**YOUR GOAL:** Leave out all pictures and retype exactly the lines from the one with "Transcribe this image's" through the last line of the material.

● ● ● ● ● ● ●

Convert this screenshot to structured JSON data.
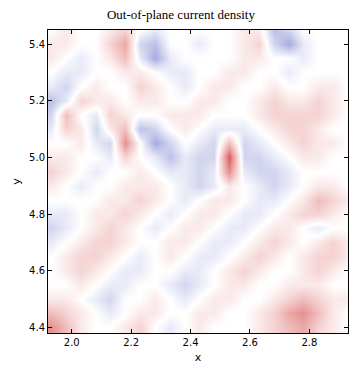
{
  "chart_data": {
    "type": "heatmap",
    "title": "Out-of-plane current density",
    "x_label": "x",
    "y_label": "y",
    "xlim": [
      1.92,
      2.93
    ],
    "ylim": [
      4.38,
      5.45
    ],
    "xticks": [
      {
        "value": 2,
        "label": "2.0"
      },
      2.2,
      2.4,
      2.6,
      2.8
    ],
    "yticks": [
      4.4,
      4.6,
      4.8,
      {
        "value": 5,
        "label": "5.0"
      },
      5.2,
      5.4
    ],
    "zlim": [
      -1,
      1
    ],
    "x": [
      1.93,
      1.98,
      2.03,
      2.08,
      2.13,
      2.18,
      2.23,
      2.28,
      2.33,
      2.38,
      2.43,
      2.48,
      2.53,
      2.58,
      2.63,
      2.68,
      2.73,
      2.78,
      2.83,
      2.88,
      2.93
    ],
    "y": [
      4.4,
      4.45,
      4.5,
      4.55,
      4.6,
      4.65,
      4.7,
      4.75,
      4.8,
      4.85,
      4.9,
      4.95,
      5.0,
      5.05,
      5.1,
      5.15,
      5.2,
      5.25,
      5.3,
      5.35,
      5.4,
      5.45
    ],
    "z": [
      [
        0.5,
        0.3,
        0.1,
        0,
        0,
        0.1,
        0.2,
        0,
        -0.1,
        0,
        0.1,
        0,
        0,
        0,
        0.1,
        0.2,
        0.3,
        0.4,
        0.2,
        0.1,
        0
      ],
      [
        0.3,
        0.2,
        0.1,
        0,
        -0.1,
        0,
        0.1,
        0.1,
        0,
        0,
        0.1,
        0.1,
        0,
        0,
        0.1,
        0.2,
        0.4,
        0.5,
        0.3,
        0.1,
        0
      ],
      [
        0.1,
        0.1,
        0,
        -0.1,
        -0.2,
        0,
        0,
        0.1,
        0,
        -0.1,
        0,
        0.1,
        0.1,
        0,
        0,
        0.1,
        0.2,
        0.3,
        0.2,
        0.1,
        0.1
      ],
      [
        0,
        0,
        0.1,
        0,
        -0.1,
        -0.1,
        0,
        0,
        -0.1,
        -0.2,
        -0.1,
        0,
        0.1,
        0.1,
        0,
        0,
        0.1,
        0.1,
        0.1,
        0,
        0
      ],
      [
        0,
        0.1,
        0.2,
        0.1,
        0,
        -0.1,
        -0.1,
        0,
        0,
        -0.1,
        -0.1,
        0,
        0.1,
        0.2,
        0.1,
        0,
        0,
        0.1,
        0.2,
        0.1,
        0
      ],
      [
        0,
        0.1,
        0.2,
        0.2,
        0.1,
        0,
        -0.1,
        0,
        0.1,
        0,
        -0.1,
        -0.1,
        0,
        0.1,
        0.2,
        0.1,
        0,
        0.1,
        0.2,
        0.2,
        0.1
      ],
      [
        -0.1,
        0,
        0.1,
        0.2,
        0.2,
        0.1,
        0,
        0,
        0.1,
        0.1,
        0,
        -0.1,
        -0.1,
        0,
        0.1,
        0.2,
        0.1,
        0,
        0.1,
        0.2,
        0.1
      ],
      [
        -0.2,
        -0.1,
        0,
        0.1,
        0.2,
        0.1,
        0,
        -0.1,
        0,
        0.1,
        0.1,
        0,
        -0.1,
        -0.1,
        0,
        0.1,
        0.1,
        0,
        -0.1,
        0,
        0
      ],
      [
        -0.1,
        -0.1,
        0,
        0.1,
        0.1,
        0.2,
        0.1,
        0,
        -0.1,
        0,
        0.1,
        0.1,
        0,
        -0.1,
        -0.1,
        0,
        0.1,
        0.2,
        0.2,
        0.1,
        0
      ],
      [
        0,
        0,
        0,
        0,
        0.1,
        0.1,
        0.2,
        0.1,
        0,
        -0.1,
        0,
        0.1,
        0.1,
        0,
        -0.1,
        -0.1,
        0,
        0.1,
        0.3,
        0.2,
        0.1
      ],
      [
        0.1,
        0,
        -0.1,
        0,
        0,
        0.1,
        0.1,
        0.1,
        0,
        -0.1,
        -0.2,
        -0.1,
        0.1,
        0,
        -0.1,
        -0.2,
        -0.1,
        0,
        0.1,
        0.1,
        0
      ],
      [
        0.2,
        0.1,
        0,
        -0.1,
        0,
        0,
        0.1,
        0,
        -0.1,
        -0.1,
        -0.2,
        -0.1,
        0.5,
        -0.1,
        -0.2,
        -0.2,
        -0.1,
        0,
        0,
        0,
        0
      ],
      [
        0.1,
        0.1,
        0,
        0,
        -0.1,
        0.2,
        0,
        -0.1,
        -0.3,
        -0.1,
        -0.2,
        -0.2,
        0.7,
        -0.2,
        -0.2,
        -0.1,
        0,
        0.1,
        0.1,
        0,
        0
      ],
      [
        0,
        0,
        0.1,
        -0.1,
        -0.2,
        0.5,
        0,
        -0.4,
        -0.2,
        0,
        -0.1,
        -0.2,
        0.3,
        -0.2,
        -0.1,
        0,
        0.1,
        0.2,
        0.1,
        0.1,
        0
      ],
      [
        -0.1,
        0.2,
        0.1,
        -0.2,
        0.1,
        0.3,
        -0.3,
        -0.2,
        0,
        0.1,
        0,
        -0.1,
        -0.1,
        -0.1,
        0,
        0.1,
        0.2,
        0.2,
        0.1,
        0,
        0
      ],
      [
        -0.2,
        0.3,
        0,
        -0.1,
        0.2,
        0.1,
        0,
        0,
        0.1,
        0.1,
        0.1,
        0,
        0,
        0,
        0.1,
        0.2,
        0.2,
        0.2,
        0.2,
        0.1,
        0
      ],
      [
        -0.3,
        -0.1,
        0.2,
        0.1,
        0.1,
        0,
        0.1,
        0.1,
        0,
        0,
        0.1,
        0.1,
        0,
        0,
        0.1,
        0.2,
        0.1,
        0.1,
        0.2,
        0.1,
        0
      ],
      [
        -0.1,
        -0.2,
        0,
        0.1,
        0,
        0,
        0.2,
        0.1,
        0,
        -0.1,
        0,
        0.1,
        0.1,
        0,
        0,
        0.1,
        0,
        0,
        0.1,
        0.1,
        0
      ],
      [
        0,
        -0.1,
        -0.1,
        0,
        0,
        0.1,
        0.1,
        0,
        -0.1,
        -0.1,
        0,
        0,
        0.1,
        0.1,
        0,
        0,
        -0.1,
        0,
        0,
        0,
        0
      ],
      [
        0.1,
        0,
        -0.1,
        0,
        0.1,
        0.3,
        -0.1,
        -0.4,
        -0.1,
        0,
        0,
        0,
        0,
        0.1,
        0.1,
        0,
        0,
        -0.1,
        0,
        0,
        0
      ],
      [
        0.1,
        0.1,
        0,
        0,
        0.2,
        0.4,
        -0.2,
        -0.3,
        0,
        0,
        -0.1,
        0,
        0,
        0.1,
        0.2,
        -0.2,
        -0.4,
        -0.1,
        0,
        0,
        0
      ],
      [
        0,
        0.1,
        0,
        0,
        0.1,
        0.2,
        0,
        -0.1,
        0,
        0,
        0,
        0,
        0,
        0.1,
        0.1,
        -0.3,
        -0.2,
        0,
        0,
        0,
        0
      ]
    ]
  }
}
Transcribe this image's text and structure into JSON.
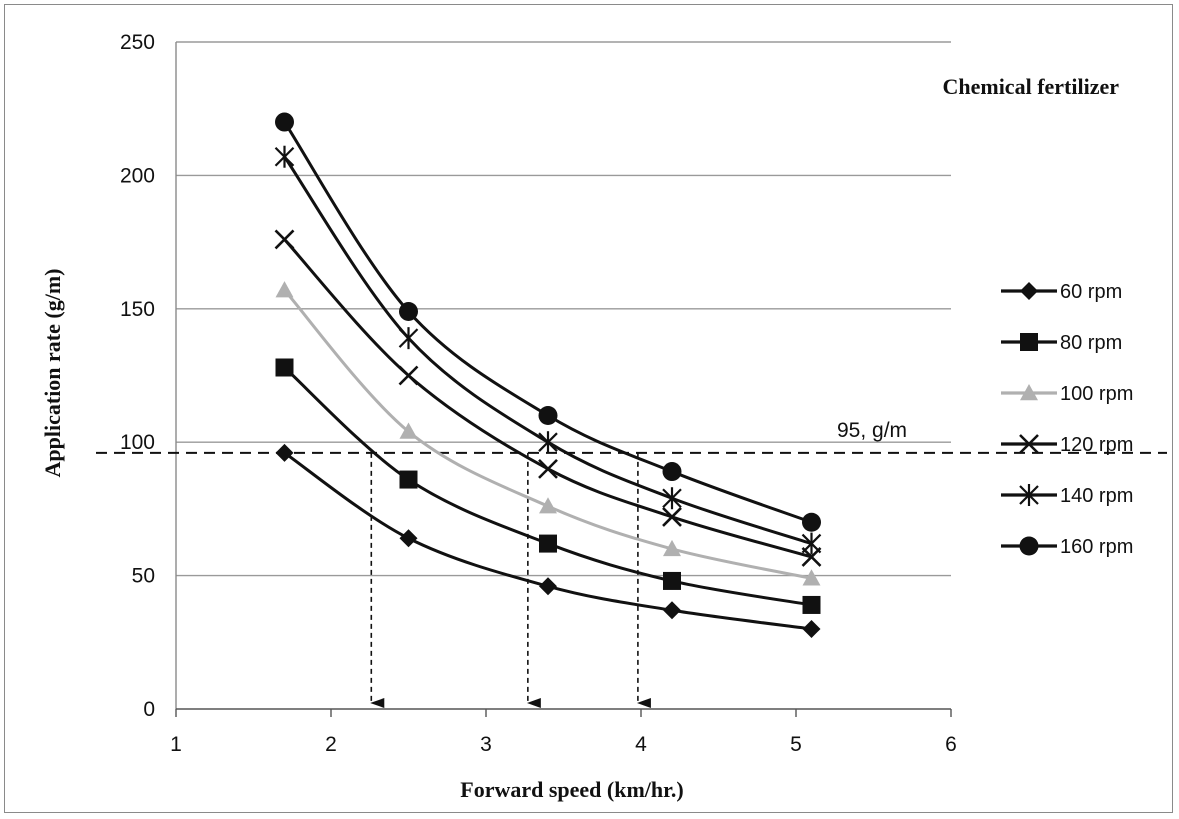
{
  "chart_data": {
    "type": "line",
    "title": "",
    "xlabel": "Forward speed (km/hr.)",
    "ylabel": "Application rate (g/m)",
    "xlim": [
      1,
      6
    ],
    "ylim": [
      0,
      250
    ],
    "x_ticks": [
      "1",
      "2",
      "3",
      "4",
      "5",
      "6"
    ],
    "y_ticks": [
      "0",
      "50",
      "100",
      "150",
      "200",
      "250"
    ],
    "grid": "horizontal",
    "legend_position": "right",
    "annotations": {
      "corner_label": "Chemical fertilizer",
      "reference_label": "95, g/m",
      "reference_y": 96,
      "drop_arrows_x": [
        2.26,
        3.27,
        3.98
      ]
    },
    "x": [
      1.7,
      2.5,
      3.4,
      4.2,
      5.1
    ],
    "series": [
      {
        "name": "60 rpm",
        "values": [
          96,
          64,
          46,
          37,
          30
        ],
        "marker": "diamond",
        "color": "#111111"
      },
      {
        "name": "80 rpm",
        "values": [
          128,
          86,
          62,
          48,
          39
        ],
        "marker": "square",
        "color": "#111111"
      },
      {
        "name": "100 rpm",
        "values": [
          157,
          104,
          76,
          60,
          49
        ],
        "marker": "triangle",
        "color": "#b0b0b0"
      },
      {
        "name": "120 rpm",
        "values": [
          176,
          125,
          90,
          72,
          57
        ],
        "marker": "x",
        "color": "#111111"
      },
      {
        "name": "140 rpm",
        "values": [
          207,
          139,
          100,
          79,
          62
        ],
        "marker": "star",
        "color": "#111111"
      },
      {
        "name": "160 rpm",
        "values": [
          220,
          149,
          110,
          89,
          70
        ],
        "marker": "circle",
        "color": "#111111"
      }
    ]
  }
}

● ● ● ● ● ● ●

**TASK OUTPUT:**
Transcribe this image's text and structure into JSON.
{
  "chart_data": {
    "type": "line",
    "title": "",
    "xlabel": "Forward speed (km/hr.)",
    "ylabel": "Application rate (g/m)",
    "xlim": [
      1,
      6
    ],
    "ylim": [
      0,
      250
    ],
    "x_ticks": [
      "1",
      "2",
      "3",
      "4",
      "5",
      "6"
    ],
    "y_ticks": [
      "0",
      "50",
      "100",
      "150",
      "200",
      "250"
    ],
    "grid": "horizontal",
    "legend_position": "right",
    "annotations": {
      "corner_label": "Chemical fertilizer",
      "reference_label": "95, g/m",
      "reference_y": 96,
      "drop_arrows_x": [
        2.26,
        3.27,
        3.98
      ]
    },
    "x": [
      1.7,
      2.5,
      3.4,
      4.2,
      5.1
    ],
    "series": [
      {
        "name": "60 rpm",
        "values": [
          96,
          64,
          46,
          37,
          30
        ],
        "marker": "diamond",
        "color": "#111111"
      },
      {
        "name": "80 rpm",
        "values": [
          128,
          86,
          62,
          48,
          39
        ],
        "marker": "square",
        "color": "#111111"
      },
      {
        "name": "100 rpm",
        "values": [
          157,
          104,
          76,
          60,
          49
        ],
        "marker": "triangle",
        "color": "#b0b0b0"
      },
      {
        "name": "120 rpm",
        "values": [
          176,
          125,
          90,
          72,
          57
        ],
        "marker": "x",
        "color": "#111111"
      },
      {
        "name": "140 rpm",
        "values": [
          207,
          139,
          100,
          79,
          62
        ],
        "marker": "star",
        "color": "#111111"
      },
      {
        "name": "160 rpm",
        "values": [
          220,
          149,
          110,
          89,
          70
        ],
        "marker": "circle",
        "color": "#111111"
      }
    ]
  }
}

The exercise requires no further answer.